- _REQUIRED TASK_: Reproduce every line in the listing that contains the word "type".

- _RECORDS TO USE_:
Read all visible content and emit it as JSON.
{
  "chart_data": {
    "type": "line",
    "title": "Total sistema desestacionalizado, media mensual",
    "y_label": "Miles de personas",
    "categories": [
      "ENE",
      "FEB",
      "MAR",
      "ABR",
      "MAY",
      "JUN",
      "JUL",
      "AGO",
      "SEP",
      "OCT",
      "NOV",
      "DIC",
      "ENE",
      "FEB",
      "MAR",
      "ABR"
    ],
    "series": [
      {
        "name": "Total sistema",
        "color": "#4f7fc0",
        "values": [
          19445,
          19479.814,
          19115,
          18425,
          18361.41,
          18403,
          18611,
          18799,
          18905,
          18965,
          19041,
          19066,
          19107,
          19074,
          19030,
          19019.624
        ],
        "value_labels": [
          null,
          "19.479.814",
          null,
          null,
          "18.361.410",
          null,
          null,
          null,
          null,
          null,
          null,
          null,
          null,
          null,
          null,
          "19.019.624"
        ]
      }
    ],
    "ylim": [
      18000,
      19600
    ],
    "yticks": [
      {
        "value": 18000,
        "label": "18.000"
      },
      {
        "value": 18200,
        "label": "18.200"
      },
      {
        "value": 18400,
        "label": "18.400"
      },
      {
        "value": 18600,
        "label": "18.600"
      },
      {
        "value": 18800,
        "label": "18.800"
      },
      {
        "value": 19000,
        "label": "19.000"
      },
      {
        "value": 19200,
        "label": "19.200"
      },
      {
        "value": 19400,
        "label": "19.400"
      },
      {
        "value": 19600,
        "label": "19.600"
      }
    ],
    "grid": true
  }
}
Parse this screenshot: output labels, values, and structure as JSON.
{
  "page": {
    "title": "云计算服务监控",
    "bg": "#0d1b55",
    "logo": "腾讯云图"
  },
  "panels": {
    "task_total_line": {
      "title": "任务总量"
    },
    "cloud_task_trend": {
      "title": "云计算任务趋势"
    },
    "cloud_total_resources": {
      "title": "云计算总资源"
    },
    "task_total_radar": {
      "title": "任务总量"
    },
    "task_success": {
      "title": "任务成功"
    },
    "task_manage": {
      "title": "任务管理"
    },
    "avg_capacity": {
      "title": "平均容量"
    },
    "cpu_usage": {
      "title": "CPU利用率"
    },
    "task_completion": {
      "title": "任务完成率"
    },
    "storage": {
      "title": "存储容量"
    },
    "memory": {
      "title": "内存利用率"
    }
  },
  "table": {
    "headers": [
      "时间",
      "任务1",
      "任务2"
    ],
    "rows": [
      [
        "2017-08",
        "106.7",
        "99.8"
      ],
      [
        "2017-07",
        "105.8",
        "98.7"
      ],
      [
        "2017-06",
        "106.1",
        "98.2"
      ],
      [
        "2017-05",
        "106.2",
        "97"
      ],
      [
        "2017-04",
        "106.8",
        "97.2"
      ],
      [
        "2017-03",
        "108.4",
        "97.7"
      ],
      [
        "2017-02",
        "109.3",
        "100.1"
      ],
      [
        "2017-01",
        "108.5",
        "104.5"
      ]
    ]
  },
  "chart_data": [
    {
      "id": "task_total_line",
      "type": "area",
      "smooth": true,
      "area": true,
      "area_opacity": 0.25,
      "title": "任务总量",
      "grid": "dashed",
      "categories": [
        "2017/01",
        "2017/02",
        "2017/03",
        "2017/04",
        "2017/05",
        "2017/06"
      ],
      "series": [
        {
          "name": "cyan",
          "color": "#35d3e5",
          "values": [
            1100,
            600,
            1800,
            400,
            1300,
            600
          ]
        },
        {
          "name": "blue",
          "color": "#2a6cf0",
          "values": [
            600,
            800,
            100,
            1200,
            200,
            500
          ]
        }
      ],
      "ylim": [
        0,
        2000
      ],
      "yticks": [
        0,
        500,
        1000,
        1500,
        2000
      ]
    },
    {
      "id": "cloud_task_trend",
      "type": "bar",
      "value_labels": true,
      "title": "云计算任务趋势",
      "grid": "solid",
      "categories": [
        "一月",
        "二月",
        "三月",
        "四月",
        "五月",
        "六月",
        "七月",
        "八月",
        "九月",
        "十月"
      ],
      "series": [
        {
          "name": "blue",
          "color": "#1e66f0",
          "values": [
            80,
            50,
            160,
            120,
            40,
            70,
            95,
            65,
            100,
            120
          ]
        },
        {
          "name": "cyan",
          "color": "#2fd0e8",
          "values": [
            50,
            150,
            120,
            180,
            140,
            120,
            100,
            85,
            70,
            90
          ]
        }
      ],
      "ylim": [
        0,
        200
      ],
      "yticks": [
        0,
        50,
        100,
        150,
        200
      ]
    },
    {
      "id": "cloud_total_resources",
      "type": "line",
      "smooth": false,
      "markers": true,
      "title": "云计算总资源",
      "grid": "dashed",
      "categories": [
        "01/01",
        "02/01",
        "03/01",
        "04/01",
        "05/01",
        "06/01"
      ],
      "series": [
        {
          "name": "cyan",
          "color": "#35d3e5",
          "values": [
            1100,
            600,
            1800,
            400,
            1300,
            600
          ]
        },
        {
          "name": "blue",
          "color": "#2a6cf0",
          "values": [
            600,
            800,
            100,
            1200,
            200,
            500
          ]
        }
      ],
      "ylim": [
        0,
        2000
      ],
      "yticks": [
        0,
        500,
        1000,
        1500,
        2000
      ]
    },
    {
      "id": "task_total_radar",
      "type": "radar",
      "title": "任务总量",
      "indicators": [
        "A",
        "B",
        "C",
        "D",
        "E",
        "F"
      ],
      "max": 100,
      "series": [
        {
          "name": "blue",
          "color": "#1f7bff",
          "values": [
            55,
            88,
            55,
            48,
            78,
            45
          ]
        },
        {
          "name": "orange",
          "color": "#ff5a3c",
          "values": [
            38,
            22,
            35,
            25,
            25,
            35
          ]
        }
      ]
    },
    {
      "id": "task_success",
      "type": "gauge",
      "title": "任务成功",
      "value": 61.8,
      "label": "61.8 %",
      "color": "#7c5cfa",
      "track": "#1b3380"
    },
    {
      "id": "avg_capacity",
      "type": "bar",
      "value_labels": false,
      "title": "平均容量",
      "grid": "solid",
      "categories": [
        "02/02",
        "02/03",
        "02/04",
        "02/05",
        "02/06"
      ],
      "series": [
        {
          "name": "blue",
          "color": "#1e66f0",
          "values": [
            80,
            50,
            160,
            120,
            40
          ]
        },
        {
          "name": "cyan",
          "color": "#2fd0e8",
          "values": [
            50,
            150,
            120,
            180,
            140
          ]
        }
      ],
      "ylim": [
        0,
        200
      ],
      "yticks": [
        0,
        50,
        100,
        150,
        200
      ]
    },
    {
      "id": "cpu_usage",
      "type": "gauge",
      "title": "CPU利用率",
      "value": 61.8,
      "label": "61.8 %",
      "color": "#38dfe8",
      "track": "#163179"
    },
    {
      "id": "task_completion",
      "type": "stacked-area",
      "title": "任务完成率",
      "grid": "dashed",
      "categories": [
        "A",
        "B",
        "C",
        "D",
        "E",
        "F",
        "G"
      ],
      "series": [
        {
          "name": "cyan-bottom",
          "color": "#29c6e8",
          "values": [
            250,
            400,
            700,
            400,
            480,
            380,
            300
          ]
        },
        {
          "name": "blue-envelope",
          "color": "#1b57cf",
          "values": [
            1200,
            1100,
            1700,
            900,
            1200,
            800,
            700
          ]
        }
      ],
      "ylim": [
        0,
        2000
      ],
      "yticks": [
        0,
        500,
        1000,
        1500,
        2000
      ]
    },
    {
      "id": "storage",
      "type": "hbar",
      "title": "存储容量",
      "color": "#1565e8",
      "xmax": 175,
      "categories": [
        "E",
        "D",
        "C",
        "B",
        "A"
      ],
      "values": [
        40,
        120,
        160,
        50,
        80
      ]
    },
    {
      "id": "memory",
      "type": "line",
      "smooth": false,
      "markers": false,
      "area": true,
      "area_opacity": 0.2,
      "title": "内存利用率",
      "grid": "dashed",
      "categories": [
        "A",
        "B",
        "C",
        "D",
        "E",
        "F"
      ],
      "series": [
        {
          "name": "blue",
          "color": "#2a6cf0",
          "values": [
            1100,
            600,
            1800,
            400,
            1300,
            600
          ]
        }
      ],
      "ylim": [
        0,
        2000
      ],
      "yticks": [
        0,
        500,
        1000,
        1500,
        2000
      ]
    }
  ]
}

- _RESULT OF THIS TASK_:
    "type": "line",
      "type": "area",
      "type": "bar",
      "type": "line",
      "type": "radar",
      "type": "gauge",
      "type": "bar",
      "type": "gauge",
      "type": "stacked-area",
      "type": "hbar",
      "type": "line",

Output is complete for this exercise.